MaskDiT: Low Learning Cost Diffusion Model For Image Generation
3 main points
✔️ Diffusion models can generate high quality, highly diverse images, but training them takes a tremendous amount of computational resources and time.
✔️ MaskDiT aims to solve this challenge by using Masked transformers.
✔️ Experiments on the ImageNet dataset show that MaskDiT outperforms state-of-the-art Diffusion Transformer (DiT) in generation performance and reduces training time by about 30%.
Fast Training of Diffusion Models with Masked Transformers
written by Hongkai Zheng, Weili Nie, Arash Vahdat, Anima Anandkumar
(Submitted on 15 Jun 2023)
Comments: Published on arxiv.
Subjects: Computer Vision and Pattern Recognition (cs.CV); Artificial Intelligence (cs.AI); Machine Learning (cs.LG)
code:
The images used in this article are from the paper, the introductory slides, or were created based on them.
Introduction
Diffusion models have become the most popular class of deep generative models due to their excellent image generation performance, especially in synthesizing high quality and diverse images with text input. Their strong generative performance enables many applications such as style transformation and background generation.

Layout records:

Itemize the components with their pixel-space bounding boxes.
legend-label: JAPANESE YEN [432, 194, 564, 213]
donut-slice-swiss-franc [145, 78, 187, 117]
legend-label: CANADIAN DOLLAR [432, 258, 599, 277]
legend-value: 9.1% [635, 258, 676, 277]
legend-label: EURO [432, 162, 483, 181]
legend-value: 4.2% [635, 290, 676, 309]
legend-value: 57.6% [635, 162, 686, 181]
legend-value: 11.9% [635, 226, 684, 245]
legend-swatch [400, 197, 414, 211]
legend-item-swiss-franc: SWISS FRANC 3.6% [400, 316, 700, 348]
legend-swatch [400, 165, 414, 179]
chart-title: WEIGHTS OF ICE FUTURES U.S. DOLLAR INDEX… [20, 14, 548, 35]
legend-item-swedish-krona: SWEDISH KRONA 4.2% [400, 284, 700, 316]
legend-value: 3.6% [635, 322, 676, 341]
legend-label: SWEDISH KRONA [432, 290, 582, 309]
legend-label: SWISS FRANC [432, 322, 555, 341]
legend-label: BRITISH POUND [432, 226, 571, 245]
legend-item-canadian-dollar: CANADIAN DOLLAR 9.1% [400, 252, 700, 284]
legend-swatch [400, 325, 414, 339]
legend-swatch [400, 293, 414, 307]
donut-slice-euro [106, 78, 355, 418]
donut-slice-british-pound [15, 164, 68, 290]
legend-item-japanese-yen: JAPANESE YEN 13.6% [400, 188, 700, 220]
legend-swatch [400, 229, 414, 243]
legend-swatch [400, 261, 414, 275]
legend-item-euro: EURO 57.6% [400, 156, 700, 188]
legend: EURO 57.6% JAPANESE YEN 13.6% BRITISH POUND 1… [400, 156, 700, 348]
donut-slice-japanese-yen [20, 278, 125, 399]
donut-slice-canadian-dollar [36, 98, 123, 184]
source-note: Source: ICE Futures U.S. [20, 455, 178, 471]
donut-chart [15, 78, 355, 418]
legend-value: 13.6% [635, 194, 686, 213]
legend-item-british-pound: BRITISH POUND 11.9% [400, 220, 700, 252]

* [AIM OF THE TASK]:
Return the passage of the MaskDiT article starting at "Fast Training of" and ending at "and background generation.", copied word for word.

* [SOLVED PROBLEM]:
Fast Training of Diffusion Models with Masked Transformers
written by Hongkai Zheng, Weili Nie, Arash Vahdat, Anima Anandkumar
(Submitted on 15 Jun 2023)
Comments: Published on arxiv.
Subjects: Computer Vision and Pattern Recognition (cs.CV); Artificial Intelligence (cs.AI); Machine Learning (cs.LG)
code:
The images used in this article are from the paper, the introductory slides, or were created based on them.
Introduction
Diffusion models have become the most popular class of deep generative models due to their excellent image generation performance, especially in synthesizing high quality and diverse images with text input. Their strong generative performance enables many applications such as style transformation and background generation.